● Tarefa proposta 1:
Diga se cada afirmação concorda com o texto abaixo sobre a venda de mísseis ao Paquistão, respondendo sim ou não e citando sem mudança as palavras do texto que decidem: (a) o contrato vale 85 milhões; (b) a Embaixada da Índia deu sua opinião sobre o caso; (c) a garantia financeira será dada pela Força Aérea Brasileira.

● Trecho extraído:
################

Para Jobim, vetar operação seria acusar governo paquistanês de terrorismo; negócio com a Mectron terá garantia do Banco do Brasil

ELIANE CANTANHÊDE
COLUNISTA DA FOLHA
IURI DANTAS
DA SUCURSAL DE BRASÍLIA
IGOR GIELOW
SECRETÁRIO DE REDAÇÃO
DA SUCURSAL DE BRASÍLIA

Passando ao largo da tensão diplomática entre Índia e Paquistão por causa dos atentados que causaram 172 mortes em Mumbai, o Brasil concedeu ontem um seguro de crédito à exportação de cem mísseis produzidos pela empresa paulista Mectron para o governo paquistanês equipar seus aviões de combate.
A Embaixada da Índia não emitiu nenhuma opinião sobre o caso, mas enviou representante ao Itamaraty para consultar o governo brasileiro sobre a decisão. O embaixador indiano estava no Rio e foi informado por telefone.
O contrato é de 85 milhões, e Islamabad exigiu que o governo brasileiro entrasse como "avalista" financeiro e político do negócio, que se arrastava há mais de um ano -a assinatura do protocolo de intenções entre Mectron, Paquistão e Força Aérea Brasileira havia ocorrido em abril. A garantia financeira, um seguro de crédito de 25 milhões, será dada pelo Banco do Brasil.
A decisão foi tomada em reunião extraordinária da Camex (Câmara de Comércio Exterior) ontem, convocada pelo ministro da Defesa, Nelson Jobim. Dois dos participantes questionaram politicamente a decisão neste momento em que a Índia acusa o Paquistão de envolvimento, ainda que indireto, com os atentados.
Os dois países, potências nucleares, já foram à guerra três vezes desde que se separaram em 1947, com a independência do Império Britânico.
O ministro Paulo Bernardo (Planejamento) perguntou a Jobim: "Muito bem, mas e a questão geopolítica?"

################

● Entradas do exercício:

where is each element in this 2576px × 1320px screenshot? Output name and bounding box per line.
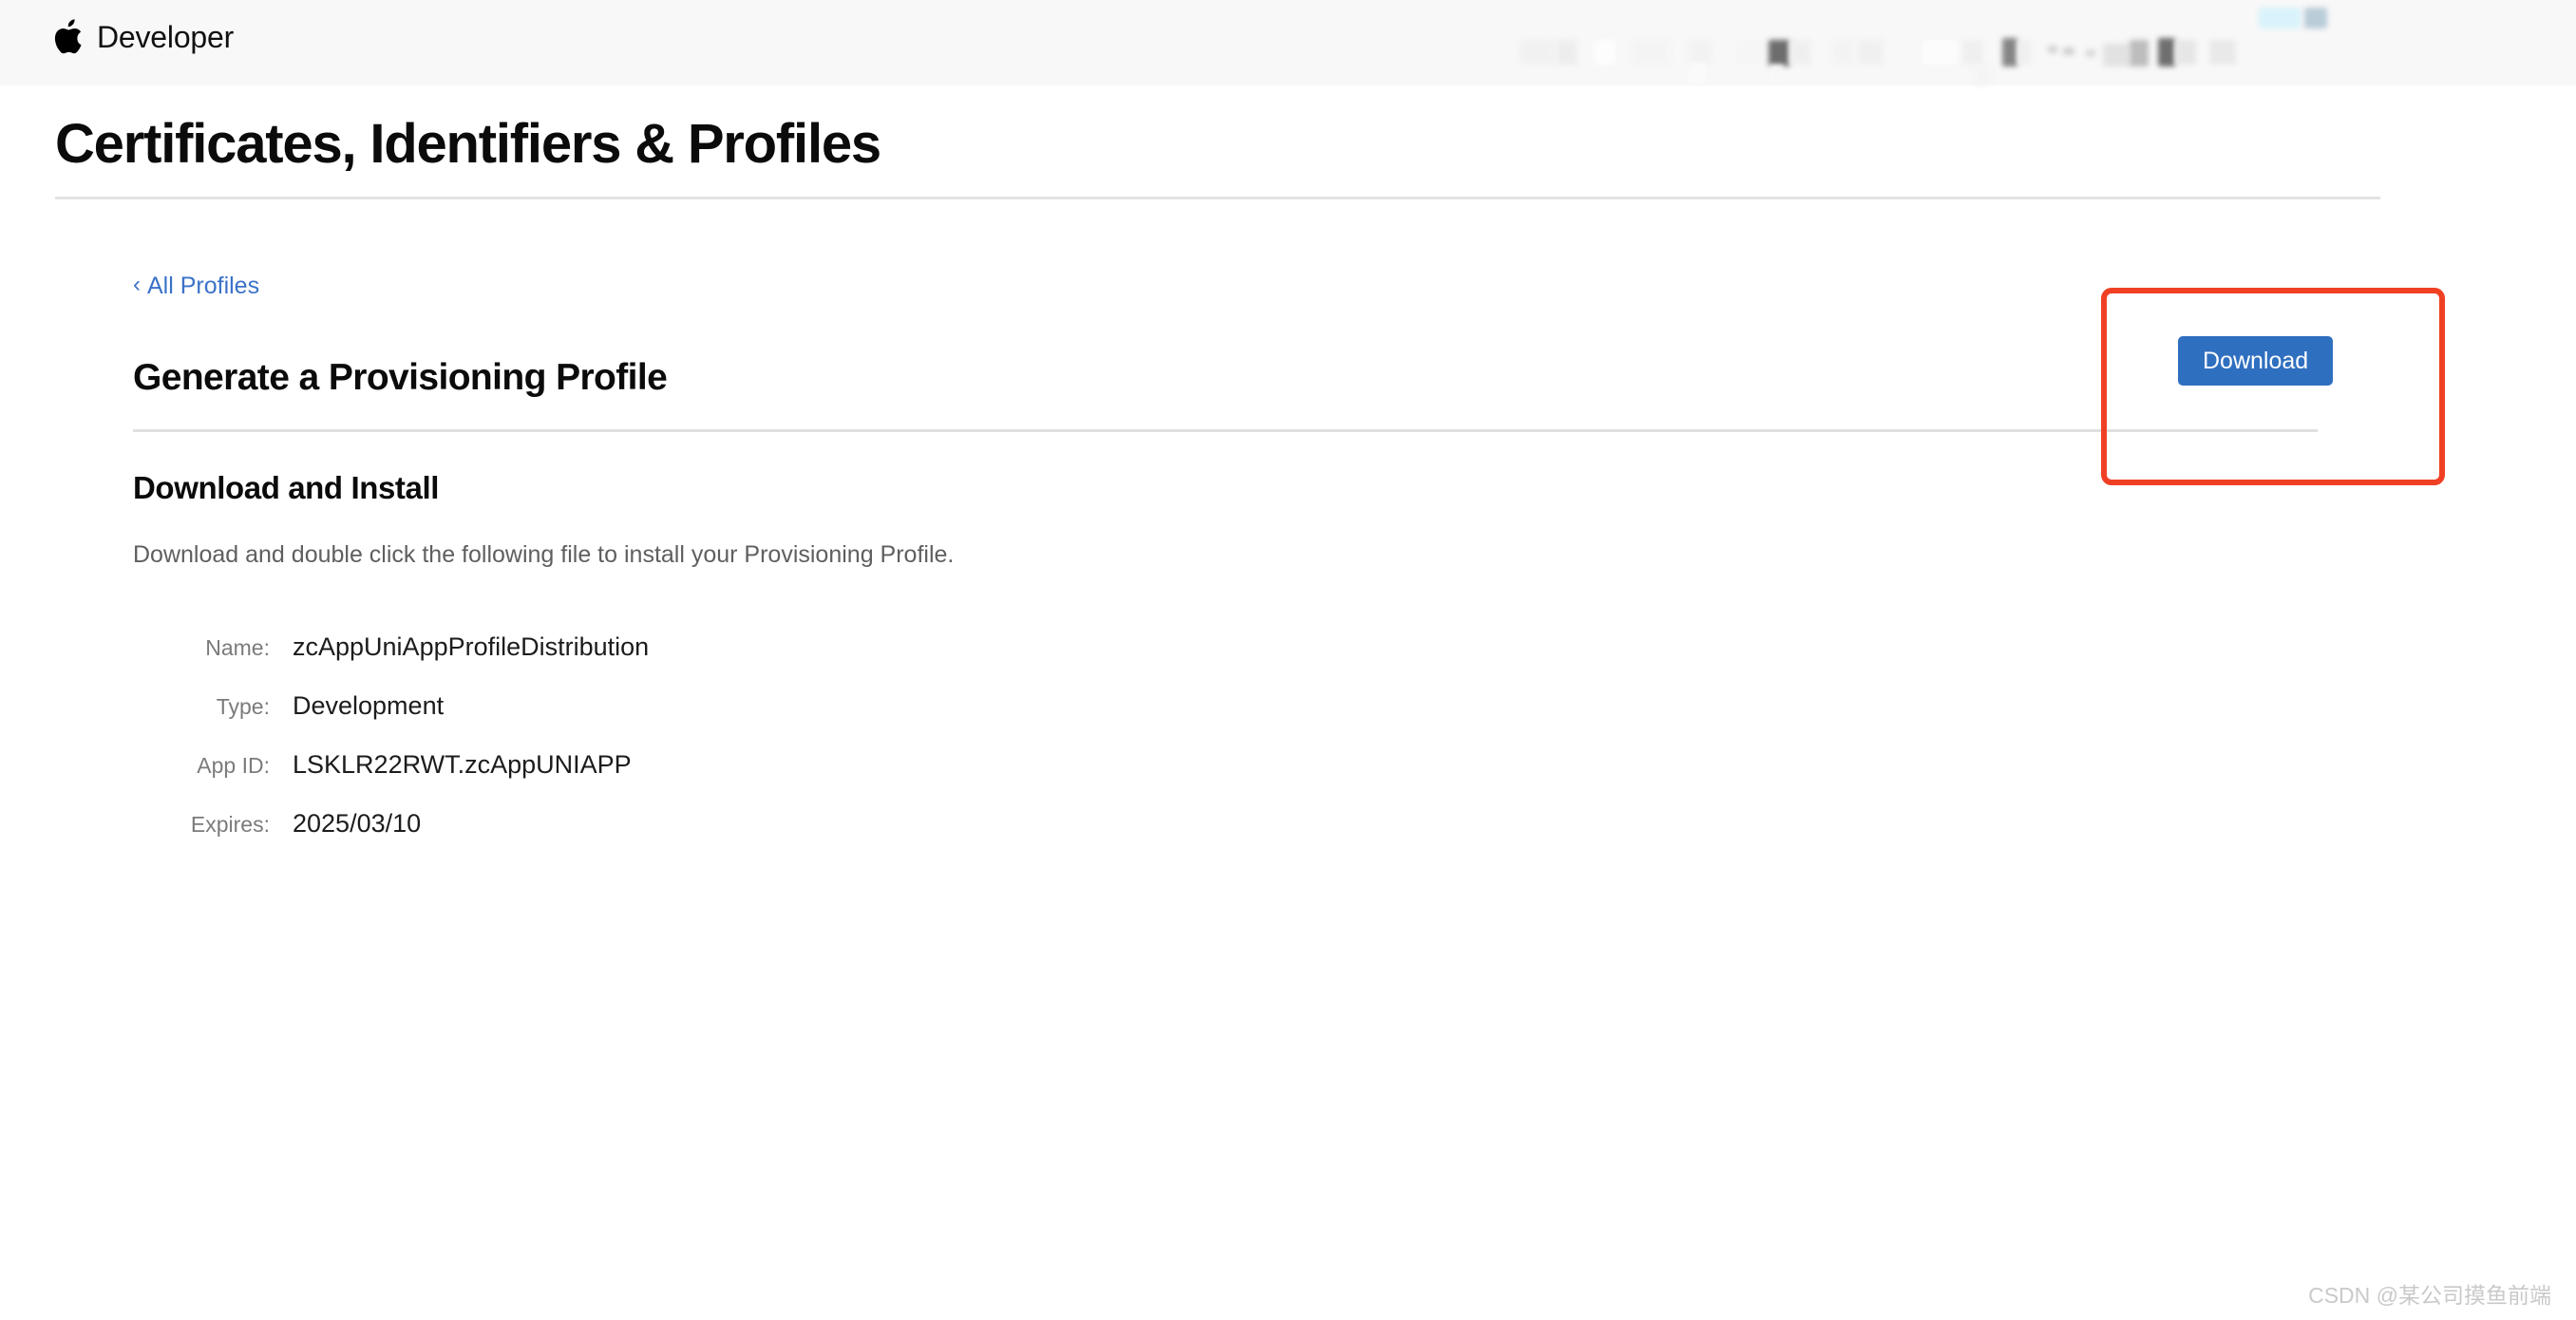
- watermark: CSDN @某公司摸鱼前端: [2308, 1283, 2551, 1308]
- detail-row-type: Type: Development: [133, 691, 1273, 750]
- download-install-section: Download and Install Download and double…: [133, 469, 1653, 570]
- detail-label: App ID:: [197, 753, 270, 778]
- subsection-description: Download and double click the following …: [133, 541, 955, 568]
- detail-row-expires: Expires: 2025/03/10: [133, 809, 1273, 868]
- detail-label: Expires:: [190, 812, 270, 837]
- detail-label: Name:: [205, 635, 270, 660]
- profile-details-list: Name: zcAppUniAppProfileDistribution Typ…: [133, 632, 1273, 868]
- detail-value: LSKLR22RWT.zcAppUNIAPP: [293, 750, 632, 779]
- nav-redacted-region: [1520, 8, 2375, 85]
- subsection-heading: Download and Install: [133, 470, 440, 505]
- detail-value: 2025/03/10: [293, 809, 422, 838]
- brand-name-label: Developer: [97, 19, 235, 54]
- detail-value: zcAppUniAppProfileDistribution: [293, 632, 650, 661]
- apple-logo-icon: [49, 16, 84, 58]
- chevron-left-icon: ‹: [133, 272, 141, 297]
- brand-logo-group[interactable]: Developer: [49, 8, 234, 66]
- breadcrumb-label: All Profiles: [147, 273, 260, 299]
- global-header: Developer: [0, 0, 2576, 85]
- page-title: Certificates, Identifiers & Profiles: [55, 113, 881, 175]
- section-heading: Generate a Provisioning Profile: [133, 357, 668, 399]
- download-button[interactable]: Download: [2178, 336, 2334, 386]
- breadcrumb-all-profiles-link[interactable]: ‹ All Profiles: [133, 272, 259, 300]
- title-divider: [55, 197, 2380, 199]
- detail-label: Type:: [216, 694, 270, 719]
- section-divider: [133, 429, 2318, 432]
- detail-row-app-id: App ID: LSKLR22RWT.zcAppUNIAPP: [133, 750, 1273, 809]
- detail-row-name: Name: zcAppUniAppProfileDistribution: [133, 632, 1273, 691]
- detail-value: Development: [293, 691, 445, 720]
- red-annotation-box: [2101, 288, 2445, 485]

################

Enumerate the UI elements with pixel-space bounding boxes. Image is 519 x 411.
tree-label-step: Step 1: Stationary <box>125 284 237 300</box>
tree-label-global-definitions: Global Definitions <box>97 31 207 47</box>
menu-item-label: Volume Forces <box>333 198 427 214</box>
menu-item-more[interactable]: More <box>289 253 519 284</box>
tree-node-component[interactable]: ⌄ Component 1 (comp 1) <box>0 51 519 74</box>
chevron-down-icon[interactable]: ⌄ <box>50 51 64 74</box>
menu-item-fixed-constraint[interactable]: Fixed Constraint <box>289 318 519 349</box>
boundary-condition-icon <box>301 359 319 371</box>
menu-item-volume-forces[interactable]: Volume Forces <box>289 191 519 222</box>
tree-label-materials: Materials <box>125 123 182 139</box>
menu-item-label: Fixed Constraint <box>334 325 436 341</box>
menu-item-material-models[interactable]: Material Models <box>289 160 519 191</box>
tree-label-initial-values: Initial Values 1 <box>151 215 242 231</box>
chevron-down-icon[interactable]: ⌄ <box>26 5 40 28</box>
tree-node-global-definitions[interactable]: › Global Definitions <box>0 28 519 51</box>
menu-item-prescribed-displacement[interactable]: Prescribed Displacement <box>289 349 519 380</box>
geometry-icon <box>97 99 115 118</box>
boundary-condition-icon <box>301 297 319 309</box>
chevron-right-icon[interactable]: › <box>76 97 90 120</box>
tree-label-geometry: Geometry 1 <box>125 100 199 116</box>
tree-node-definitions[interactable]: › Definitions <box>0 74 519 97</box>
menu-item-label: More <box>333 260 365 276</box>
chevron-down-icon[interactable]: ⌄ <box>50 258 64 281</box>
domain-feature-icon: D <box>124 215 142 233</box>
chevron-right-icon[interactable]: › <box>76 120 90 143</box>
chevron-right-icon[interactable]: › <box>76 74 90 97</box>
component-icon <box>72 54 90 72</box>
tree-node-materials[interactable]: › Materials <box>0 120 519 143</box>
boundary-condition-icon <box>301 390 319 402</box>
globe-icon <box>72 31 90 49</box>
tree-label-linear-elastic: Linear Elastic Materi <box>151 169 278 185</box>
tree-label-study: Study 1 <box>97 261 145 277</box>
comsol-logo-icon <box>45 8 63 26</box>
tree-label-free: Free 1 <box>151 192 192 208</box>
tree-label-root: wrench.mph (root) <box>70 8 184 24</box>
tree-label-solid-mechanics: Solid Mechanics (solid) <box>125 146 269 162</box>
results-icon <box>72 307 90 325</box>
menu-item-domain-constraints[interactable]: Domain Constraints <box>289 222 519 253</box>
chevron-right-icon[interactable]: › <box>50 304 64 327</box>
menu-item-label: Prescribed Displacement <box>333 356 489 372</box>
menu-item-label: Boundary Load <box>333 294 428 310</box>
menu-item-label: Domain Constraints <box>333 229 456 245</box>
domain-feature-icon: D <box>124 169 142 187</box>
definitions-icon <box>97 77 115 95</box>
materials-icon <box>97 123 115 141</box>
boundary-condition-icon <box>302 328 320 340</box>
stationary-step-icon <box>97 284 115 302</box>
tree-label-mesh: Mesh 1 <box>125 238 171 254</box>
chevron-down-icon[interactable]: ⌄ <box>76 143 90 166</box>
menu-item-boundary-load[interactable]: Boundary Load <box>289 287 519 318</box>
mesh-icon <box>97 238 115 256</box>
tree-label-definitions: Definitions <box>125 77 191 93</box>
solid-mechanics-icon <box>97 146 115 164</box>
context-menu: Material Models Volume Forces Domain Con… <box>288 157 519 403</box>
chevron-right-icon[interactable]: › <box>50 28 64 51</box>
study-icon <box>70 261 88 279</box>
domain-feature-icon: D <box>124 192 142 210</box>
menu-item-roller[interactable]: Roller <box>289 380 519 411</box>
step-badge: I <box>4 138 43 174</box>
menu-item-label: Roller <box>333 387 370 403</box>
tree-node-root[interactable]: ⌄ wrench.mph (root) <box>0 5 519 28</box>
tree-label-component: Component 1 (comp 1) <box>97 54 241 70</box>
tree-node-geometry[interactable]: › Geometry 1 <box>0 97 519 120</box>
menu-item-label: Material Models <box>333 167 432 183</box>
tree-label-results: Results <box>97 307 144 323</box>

################

● Tarefa proposta 2:
Copie tal e qual, nas entradas acima, o trecho que vai da linha que contém "- watermark: CSDN" até a linha que contém "632, 650, 661]", incluindo essas duas.

● Resolução 1:
(a) Sim: "O contrato é de 85 milhões"
(b) Não: "A Embaixada da Índia não emitiu nenhuma opinião sobre o caso"
(c) Não: "A garantia financeira, um seguro de crédito de 25 milhões, será dada pelo Banco do Brasil."

● Resolução 2:
- watermark: CSDN @某公司摸鱼前端: [2308, 1283, 2551, 1308]
- detail-row-type: Type: Development: [133, 691, 1273, 750]
- download-install-section: Download and Install Download and double…: [133, 469, 1653, 570]
- detail-label: App ID:: [197, 753, 270, 778]
- subsection-description: Download and double click the following …: [133, 541, 955, 568]
- detail-row-expires: Expires: 2025/03/10: [133, 809, 1273, 868]
- detail-label: Expires:: [190, 812, 270, 837]
- detail-label: Name:: [205, 635, 270, 660]
- profile-details-list: Name: zcAppUniAppProfileDistribution Typ…: [133, 632, 1273, 868]
- detail-value: LSKLR22RWT.zcAppUNIAPP: [293, 750, 632, 779]
- nav-redacted-region: [1520, 8, 2375, 85]
- subsection-heading: Download and Install: [133, 470, 440, 505]
- detail-value: 2025/03/10: [293, 809, 422, 838]
- brand-name-label: Developer: [97, 19, 235, 54]
- detail-value: zcAppUniAppProfileDistribution: [293, 632, 650, 661]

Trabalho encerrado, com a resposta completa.